* _Written instruction_: Reproduce the records below with every "bounding box" changed to "enclosing box" and all other text left unchanged. Omit the pictures from your answer.

====

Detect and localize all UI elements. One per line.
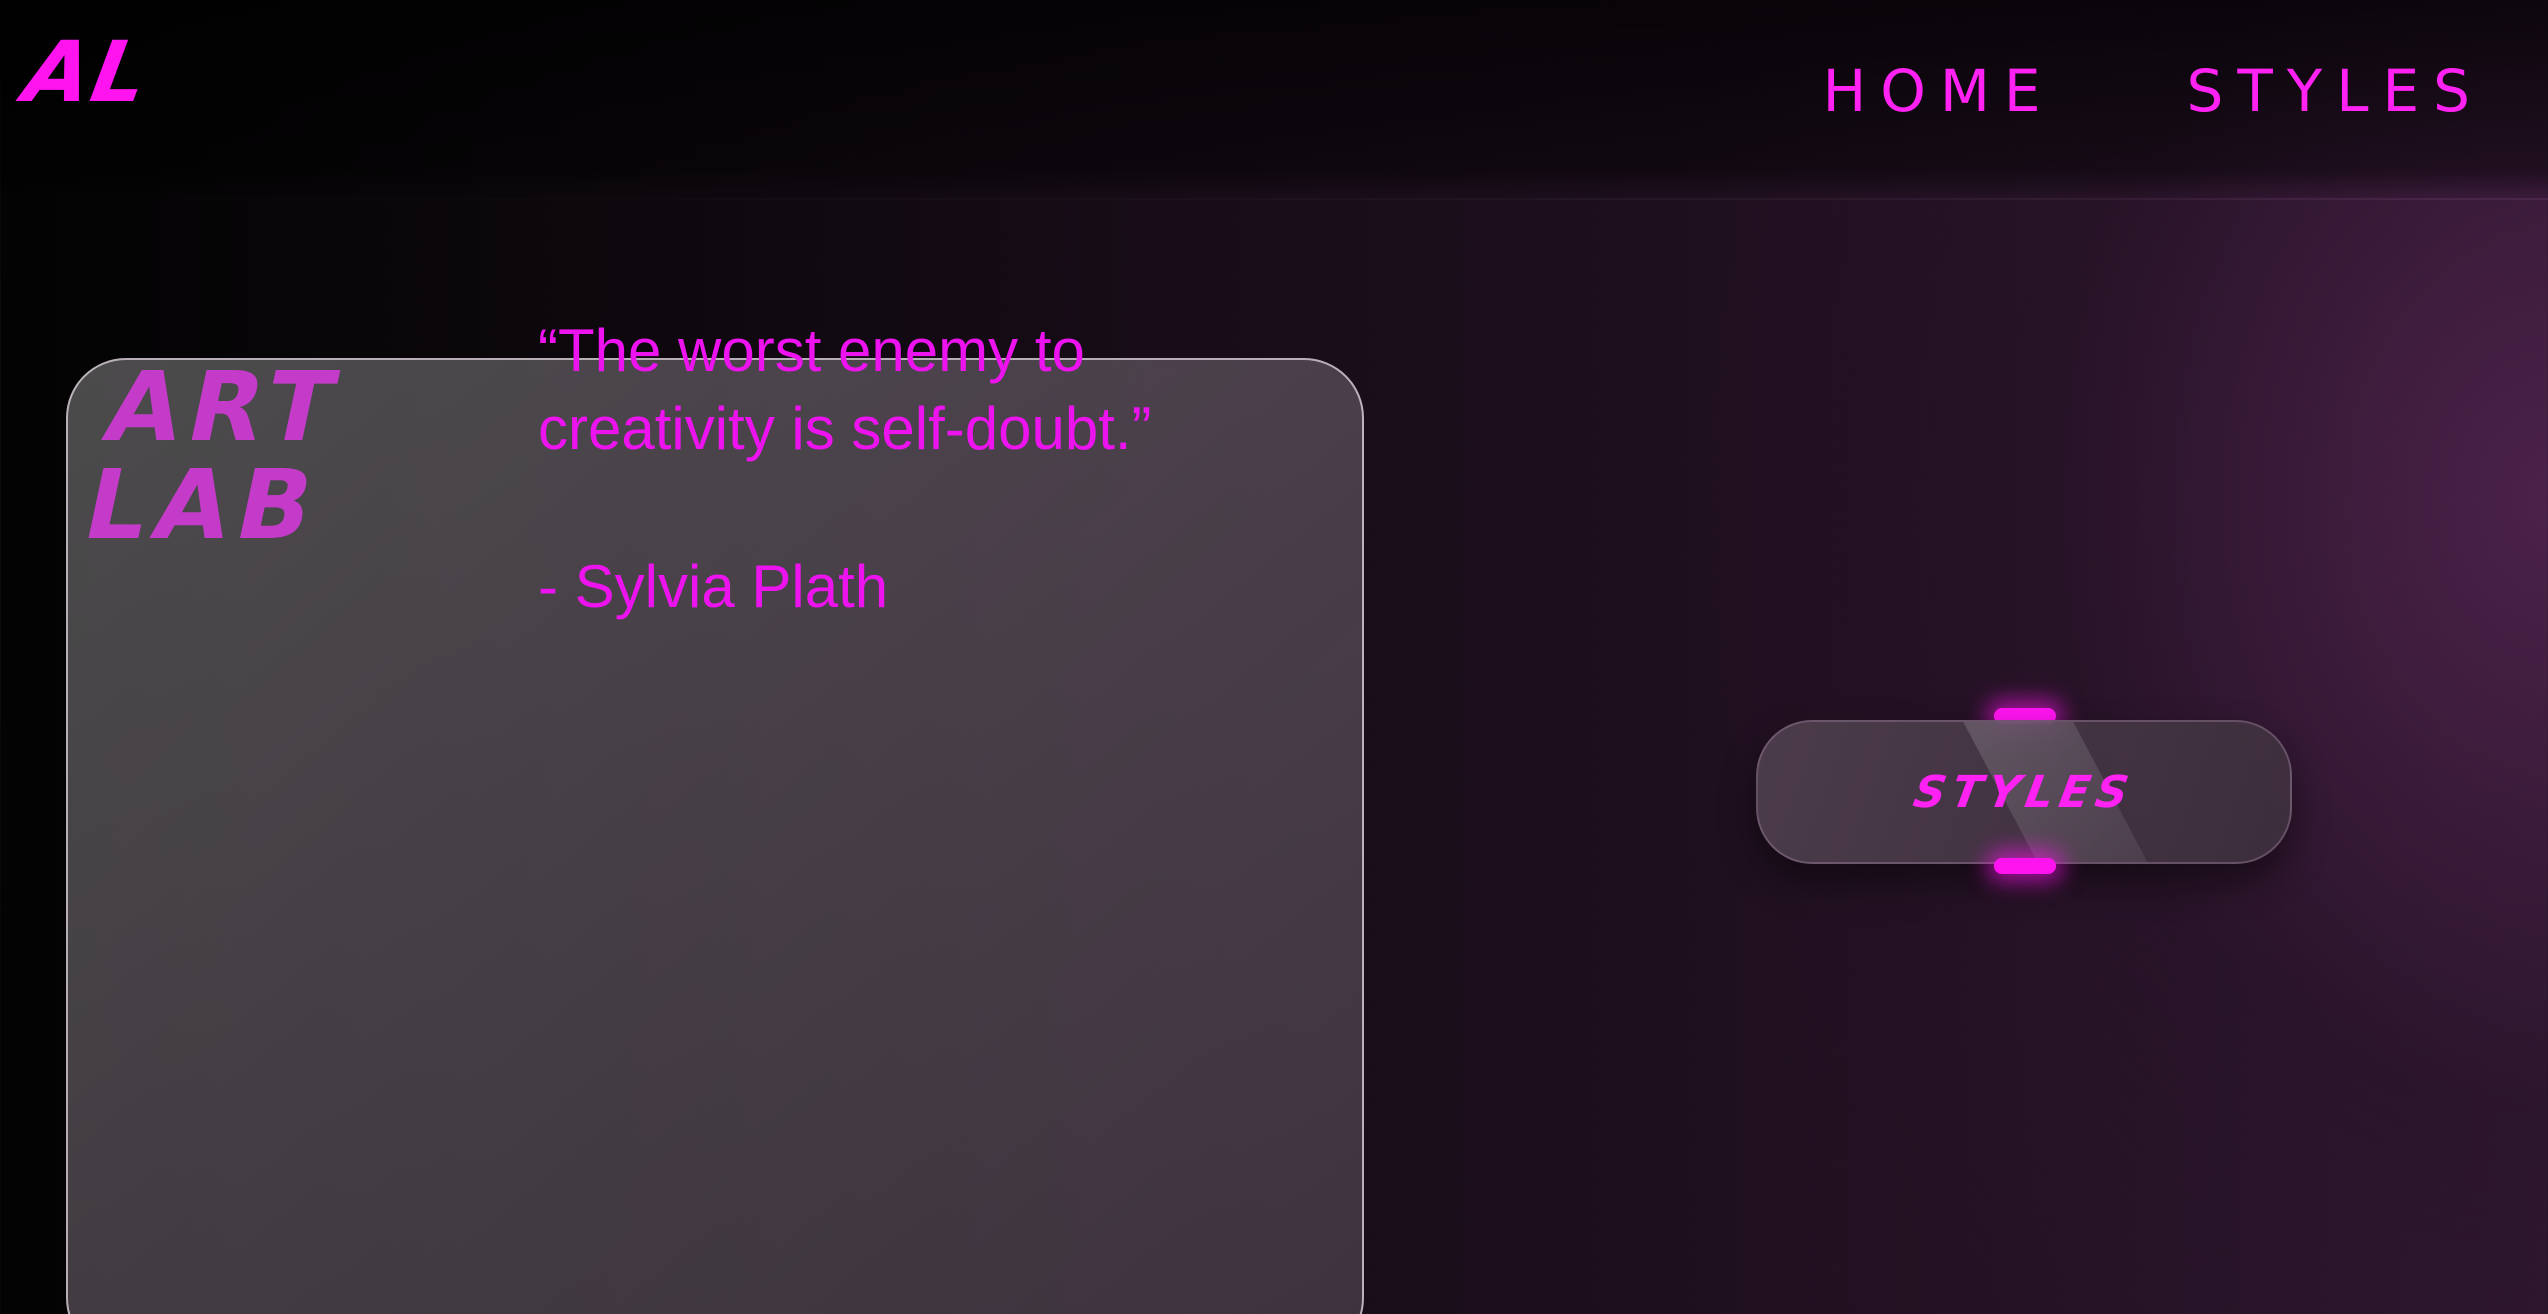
styles-button-label: STYLES: [1909, 766, 2139, 818]
button-glow-bottom: [1994, 858, 2056, 874]
header-divider: [0, 198, 2548, 200]
quote-text: “The worst enemy to creativity is self-d…: [538, 317, 1152, 462]
quote-author: - Sylvia Plath: [538, 553, 889, 620]
nav-styles-link[interactable]: STYLES: [2187, 62, 2484, 120]
nav-home-link[interactable]: HOME: [1823, 62, 2055, 120]
styles-button-wrapper: STYLES: [1756, 706, 2294, 874]
brand-line-art: ART: [95, 351, 353, 463]
site-logo[interactable]: AL: [17, 23, 157, 121]
art-lab-brand: ART LAB: [74, 351, 353, 561]
styles-button[interactable]: STYLES: [1756, 720, 2292, 864]
brand-line-lab: LAB: [74, 449, 332, 561]
main-nav: HOME STYLES: [1823, 62, 2484, 120]
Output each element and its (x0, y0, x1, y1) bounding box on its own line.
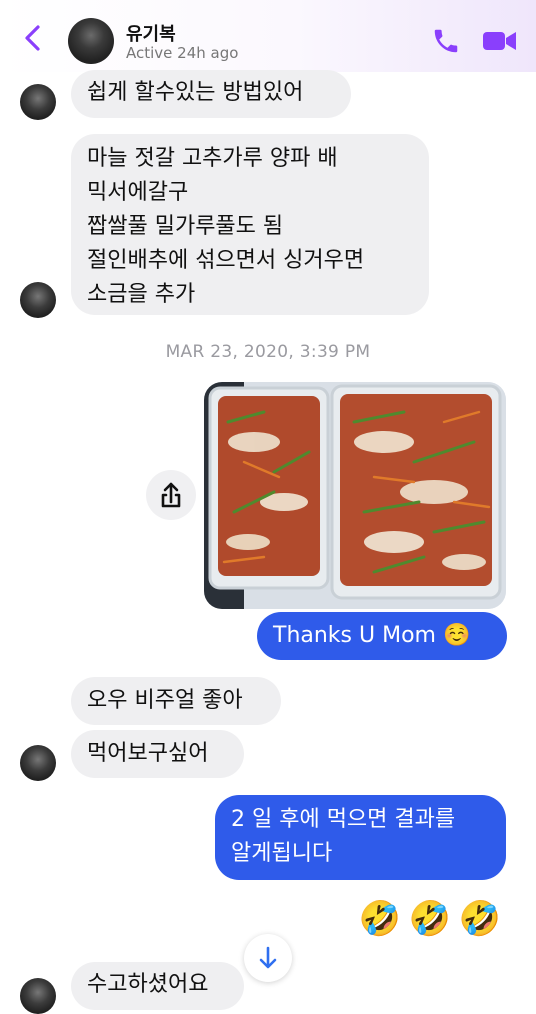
sender-avatar[interactable] (20, 282, 56, 318)
arrow-down-icon (259, 946, 277, 969)
message-text: 오우 비주얼 좋아 (87, 688, 243, 713)
scroll-to-bottom-button[interactable] (244, 934, 292, 982)
message-bubble[interactable]: 마늘 젓갈 고추가루 양파 배 믹서에갈구 짭쌀풀 밀가루풀도 됨 절인배추에 … (71, 134, 429, 315)
message-bubble[interactable]: 수고하셨어요 (71, 962, 244, 1010)
sender-avatar[interactable] (20, 978, 56, 1014)
contact-avatar[interactable] (68, 18, 114, 64)
message-bubble[interactable]: 쉽게 할수있는 방법있어 (71, 70, 351, 118)
contact-name[interactable]: 유기복 (126, 20, 176, 46)
chat-header: 유기복 Active 24h ago (0, 0, 536, 72)
video-camera-icon[interactable] (482, 28, 518, 54)
message-line: 믹서에갈구 (87, 180, 189, 205)
rofl-emoji[interactable]: 🤣 (408, 898, 452, 940)
message-bubble[interactable]: 오우 비주얼 좋아 (71, 677, 281, 725)
message-line: 2 일 후에 먹으면 결과를 (231, 807, 456, 832)
phone-icon[interactable] (431, 26, 461, 56)
sender-avatar[interactable] (20, 84, 56, 120)
message-text: Thanks U Mom ☺️ (273, 623, 471, 648)
message-bubble[interactable]: 먹어보구싶어 (71, 730, 244, 778)
message-line: 절인배추에 섞으면서 싱거우면 (87, 248, 365, 273)
photo-image (204, 382, 506, 609)
rofl-emoji[interactable]: 🤣 (358, 898, 402, 940)
contact-status: Active 24h ago (126, 44, 239, 62)
message-bubble-outgoing[interactable]: 2 일 후에 먹으면 결과를 알게됩니다 (215, 795, 506, 880)
message-line: 알게됩니다 (231, 841, 333, 866)
message-bubble-outgoing[interactable]: Thanks U Mom ☺️ (257, 612, 507, 660)
kimchi-photo[interactable] (204, 382, 506, 609)
message-line: 소금을 추가 (87, 282, 196, 307)
sender-avatar[interactable] (20, 745, 56, 781)
message-line: 짭쌀풀 밀가루풀도 됨 (87, 214, 284, 239)
message-timestamp: MAR 23, 2020, 3:39 PM (165, 342, 371, 362)
message-text: 쉽게 할수있는 방법있어 (87, 80, 304, 105)
back-chevron-icon[interactable] (22, 24, 44, 52)
rofl-emoji[interactable]: 🤣 (458, 898, 502, 940)
message-line: 마늘 젓갈 고추가루 양파 배 (87, 146, 338, 171)
share-button[interactable] (146, 470, 196, 520)
share-icon (161, 482, 181, 508)
message-text: 수고하셨어요 (87, 972, 209, 997)
message-text: 먹어보구싶어 (87, 741, 209, 766)
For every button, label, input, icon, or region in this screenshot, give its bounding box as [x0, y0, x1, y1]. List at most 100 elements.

====

* _Task result_:
Detect and localize all UI elements. One per line.
styles-button-label: STYLES: [1909, 766, 2139, 818]
button-glow-bottom: [1994, 858, 2056, 874]
header-divider: [0, 198, 2548, 200]
quote-text: “The worst enemy to creativity is self-d…: [538, 317, 1152, 462]
quote-author: - Sylvia Plath: [538, 553, 889, 620]
nav-styles-link[interactable]: STYLES: [2187, 62, 2484, 120]
nav-home-link[interactable]: HOME: [1823, 62, 2055, 120]
styles-button-wrapper: STYLES: [1756, 706, 2294, 874]
brand-line-art: ART: [95, 351, 353, 463]
site-logo[interactable]: AL: [17, 23, 157, 121]
art-lab-brand: ART LAB: [74, 351, 353, 561]
styles-button[interactable]: STYLES: [1756, 720, 2292, 864]
brand-line-lab: LAB: [74, 449, 332, 561]
main-nav: HOME STYLES: [1823, 62, 2484, 120]
Output each element and its (x0, y0, x1, y1) enclosing box on its own line.
sender-avatar[interactable] (20, 282, 56, 318)
arrow-down-icon (259, 946, 277, 969)
message-text: 오우 비주얼 좋아 (87, 688, 243, 713)
scroll-to-bottom-button[interactable] (244, 934, 292, 982)
message-bubble[interactable]: 마늘 젓갈 고추가루 양파 배 믹서에갈구 짭쌀풀 밀가루풀도 됨 절인배추에 … (71, 134, 429, 315)
message-bubble[interactable]: 수고하셨어요 (71, 962, 244, 1010)
sender-avatar[interactable] (20, 978, 56, 1014)
contact-avatar[interactable] (68, 18, 114, 64)
message-bubble[interactable]: 쉽게 할수있는 방법있어 (71, 70, 351, 118)
contact-name[interactable]: 유기복 (126, 20, 176, 46)
chat-header: 유기복 Active 24h ago (0, 0, 536, 72)
video-camera-icon[interactable] (482, 28, 518, 54)
message-line: 믹서에갈구 (87, 180, 189, 205)
rofl-emoji[interactable]: 🤣 (408, 898, 452, 940)
message-bubble[interactable]: 오우 비주얼 좋아 (71, 677, 281, 725)
message-line: 2 일 후에 먹으면 결과를 (231, 807, 456, 832)
phone-icon[interactable] (431, 26, 461, 56)
sender-avatar[interactable] (20, 84, 56, 120)
message-text: Thanks U Mom ☺️ (273, 623, 471, 648)
message-bubble[interactable]: 먹어보구싶어 (71, 730, 244, 778)
message-line: 절인배추에 섞으면서 싱거우면 (87, 248, 365, 273)
photo-image (204, 382, 506, 609)
rofl-emoji[interactable]: 🤣 (358, 898, 402, 940)
contact-status: Active 24h ago (126, 44, 239, 62)
message-bubble-outgoing[interactable]: 2 일 후에 먹으면 결과를 알게됩니다 (215, 795, 506, 880)
message-line: 알게됩니다 (231, 841, 333, 866)
message-bubble-outgoing[interactable]: Thanks U Mom ☺️ (257, 612, 507, 660)
kimchi-photo[interactable] (204, 382, 506, 609)
message-line: 소금을 추가 (87, 282, 196, 307)
sender-avatar[interactable] (20, 745, 56, 781)
message-line: 짭쌀풀 밀가루풀도 됨 (87, 214, 284, 239)
message-timestamp: MAR 23, 2020, 3:39 PM (165, 342, 371, 362)
message-text: 쉽게 할수있는 방법있어 (87, 80, 304, 105)
back-chevron-icon[interactable] (22, 24, 44, 52)
rofl-emoji[interactable]: 🤣 (458, 898, 502, 940)
message-line: 마늘 젓갈 고추가루 양파 배 (87, 146, 338, 171)
share-button[interactable] (146, 470, 196, 520)
share-icon (161, 482, 181, 508)
message-text: 수고하셨어요 (87, 972, 209, 997)
message-text: 먹어보구싶어 (87, 741, 209, 766)
For every button, label, input, icon, or region in this screenshot, give its enclosing box as [x0, y0, x1, y1]. List at most 100 elements.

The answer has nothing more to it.